DO THIS: In the data below, restate exactly the lines from the one with "Give me a plain-text" to the final line, both included, but not the pictures.

Stored data entries:
● ● ● ● ● ● ●

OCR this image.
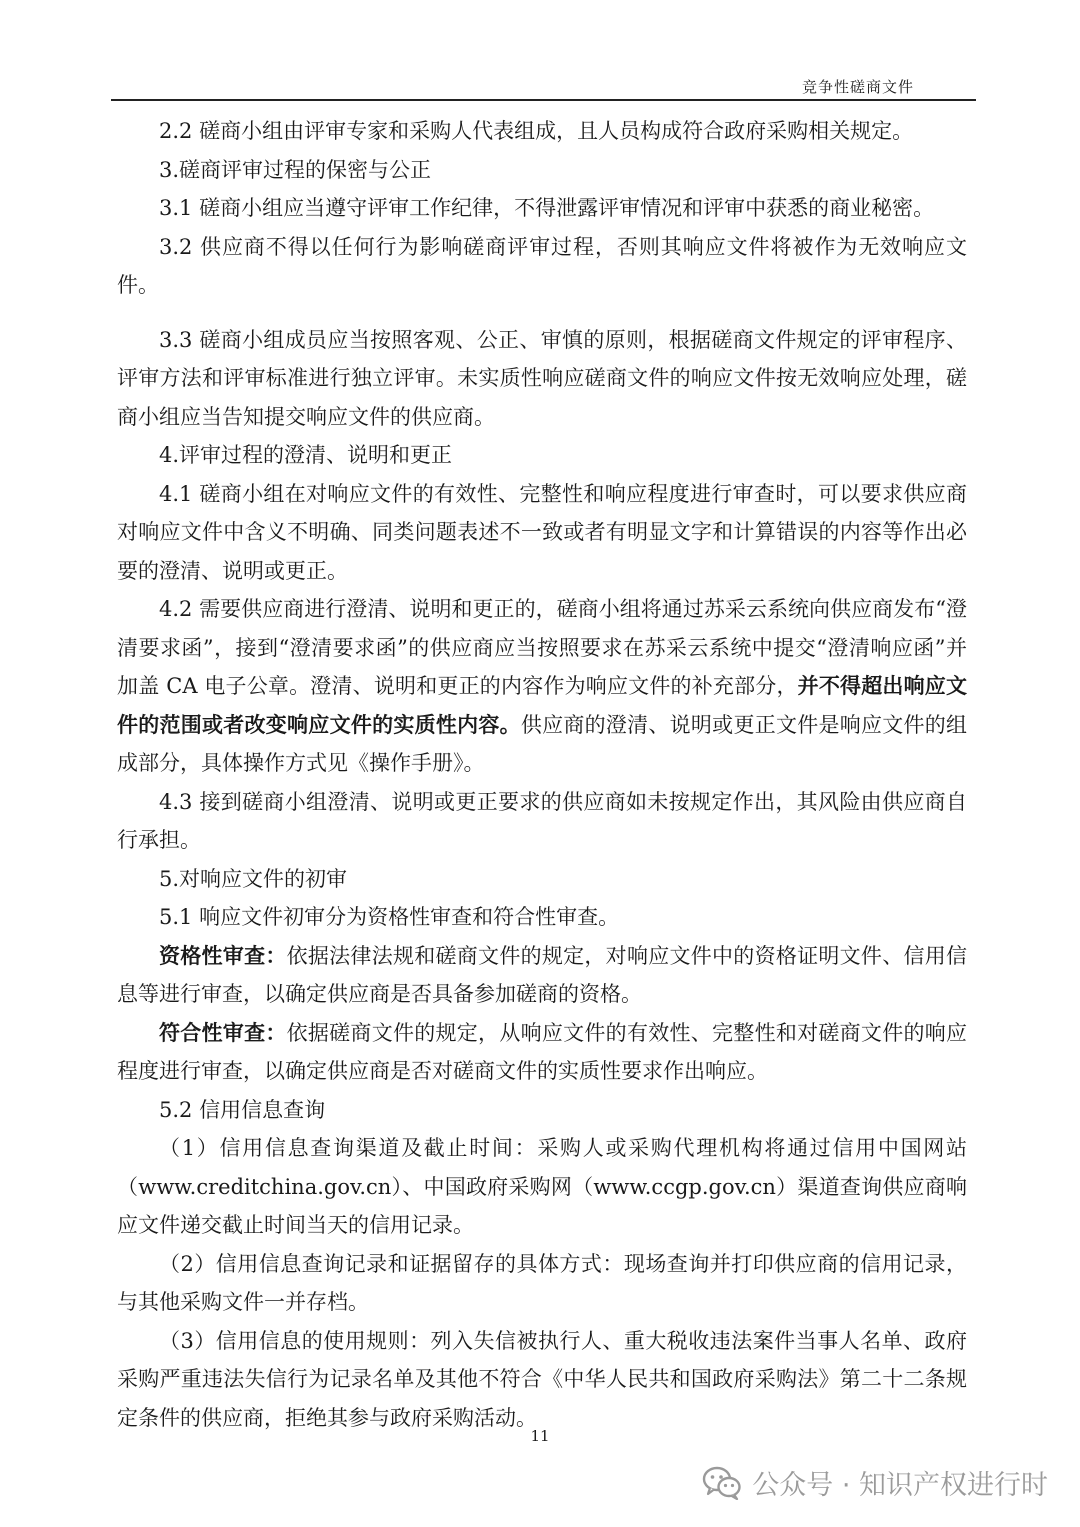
竞争性磋商文件

2.2 磋商小组由评审专家和采购人代表组成，且人员构成符合政府采购相关规定。

3.磋商评审过程的保密与公正

3.1 磋商小组应当遵守评审工作纪律，不得泄露评审情况和评审中获悉的商业秘密。

3.2 供应商不得以任何行为影响磋商评审过程，否则其响应文件将被作为无效响应文件。

3.3 磋商小组成员应当按照客观、公正、审慎的原则，根据磋商文件规定的评审程序、评审方法和评审标准进行独立评审。未实质性响应磋商文件的响应文件按无效响应处理，磋商小组应当告知提交响应文件的供应商。

4.评审过程的澄清、说明和更正

4.1 磋商小组在对响应文件的有效性、完整性和响应程度进行审查时，可以要求供应商对响应文件中含义不明确、同类问题表述不一致或者有明显文字和计算错误的内容等作出必要的澄清、说明或更正。

4.2 需要供应商进行澄清、说明和更正的，磋商小组将通过苏采云系统向供应商发布“澄清要求函”，接到“澄清要求函”的供应商应当按照要求在苏采云系统中提交“澄清响应函”并加盖 CA 电子公章。澄清、说明和更正的内容作为响应文件的补充部分，并不得超出响应文件的范围或者改变响应文件的实质性内容。供应商的澄清、说明或更正文件是响应文件的组成部分，具体操作方式见《操作手册》。

4.3 接到磋商小组澄清、说明或更正要求的供应商如未按规定作出，其风险由供应商自行承担。

5.对响应文件的初审

5.1 响应文件初审分为资格性审查和符合性审查。

资格性审查：依据法律法规和磋商文件的规定，对响应文件中的资格证明文件、信用信息等进行审查，以确定供应商是否具备参加磋商的资格。

符合性审查：依据磋商文件的规定，从响应文件的有效性、完整性和对磋商文件的响应程度进行审查，以确定供应商是否对磋商文件的实质性要求作出响应。

5.2 信用信息查询

（1）信用信息查询渠道及截止时间：采购人或采购代理机构将通过信用中国网站（www.creditchina.gov.cn）、中国政府采购网（www.ccgp.gov.cn）渠道查询供应商响应文件递交截止时间当天的信用记录。

（2）信用信息查询记录和证据留存的具体方式：现场查询并打印供应商的信用记录，与其他采购文件一并存档。

（3）信用信息的使用规则：列入失信被执行人、重大税收违法案件当事人名单、政府采购严重违法失信行为记录名单及其他不符合《中华人民共和国政府采购法》第二十二条规定条件的供应商，拒绝其参与政府采购活动。

11
公众号 · 知识产权进行时
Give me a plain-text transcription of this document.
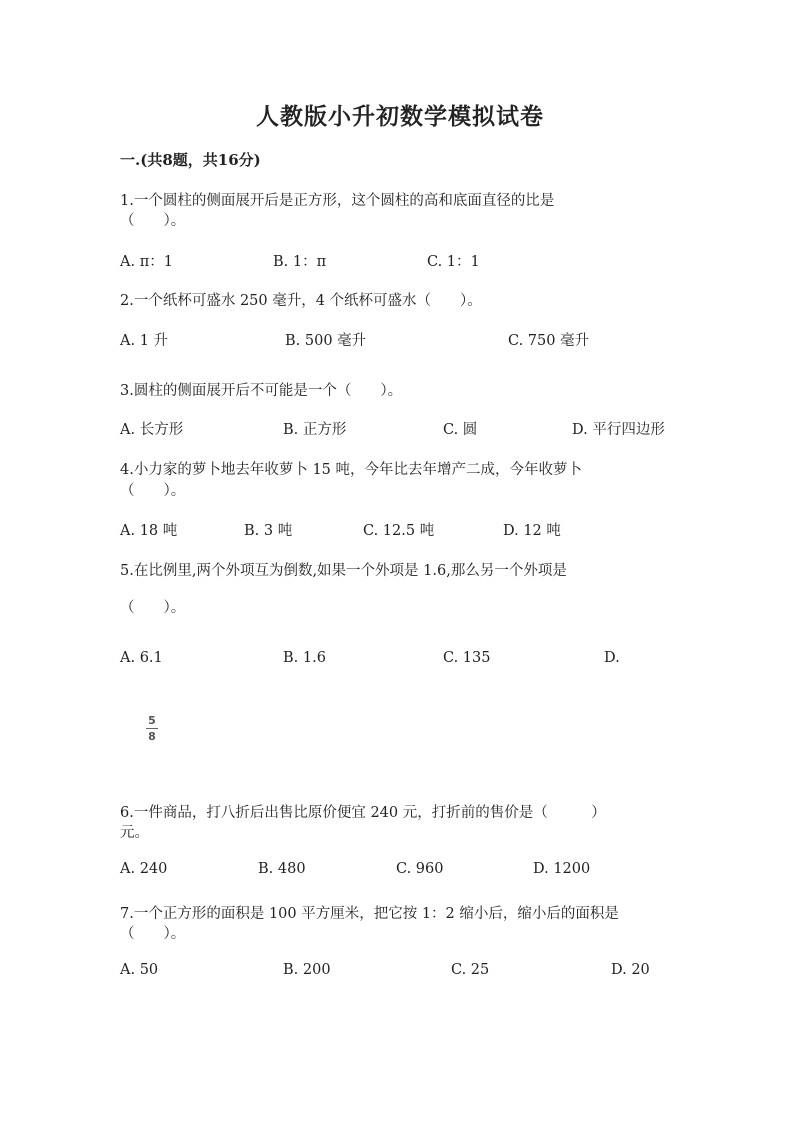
人教版小升初数学模拟试卷
一.(共8题，共16分)
1.一个圆柱的侧面展开后是正方形，这个圆柱的高和底面直径的比是
（　　）。
A. π：1	B. 1：π	C. 1：1
2.一个纸杯可盛水 250 毫升，4 个纸杯可盛水（　　）。
A. 1 升	B. 500 毫升	C. 750 毫升
3.圆柱的侧面展开后不可能是一个（　　）。
A. 长方形	B. 正方形	C. 圆	D. 平行四边形
4.小力家的萝卜地去年收萝卜 15 吨，今年比去年增产二成，今年收萝卜
（　　）。
A. 18 吨	B. 3 吨	C. 12.5 吨	D. 12 吨
5.在比例里,两个外项互为倒数,如果一个外项是 1.6,那么另一个外项是
（　　）。
A. 6.1	B. 1.6	C. 135	D.
5
8
6.一件商品，打八折后出售比原价便宜 240 元，打折前的售价是（　　　）
元。
A. 240	B. 480	C. 960	D. 1200
7.一个正方形的面积是 100 平方厘米，把它按 1：2 缩小后，缩小后的面积是
（　　）。
A. 50	B. 200	C. 25	D. 20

● ● ● ● ● ● ●

SOLVED PROBLEM:
Give me a plain-text transcription of this document.
人教版小升初数学模拟试卷
一.(共8题，共16分)
1.一个圆柱的侧面展开后是正方形，这个圆柱的高和底面直径的比是
（　　）。
A. π：1	B. 1：π	C. 1：1
2.一个纸杯可盛水 250 毫升，4 个纸杯可盛水（　　）。
A. 1 升	B. 500 毫升	C. 750 毫升
3.圆柱的侧面展开后不可能是一个（　　）。
A. 长方形	B. 正方形	C. 圆	D. 平行四边形
4.小力家的萝卜地去年收萝卜 15 吨，今年比去年增产二成，今年收萝卜
（　　）。
A. 18 吨	B. 3 吨	C. 12.5 吨	D. 12 吨
5.在比例里,两个外项互为倒数,如果一个外项是 1.6,那么另一个外项是
（　　）。
A. 6.1	B. 1.6	C. 135	D.
5
8
6.一件商品，打八折后出售比原价便宜 240 元，打折前的售价是（　　　）
元。
A. 240	B. 480	C. 960	D. 1200
7.一个正方形的面积是 100 平方厘米，把它按 1：2 缩小后，缩小后的面积是
（　　）。
A. 50	B. 200	C. 25	D. 20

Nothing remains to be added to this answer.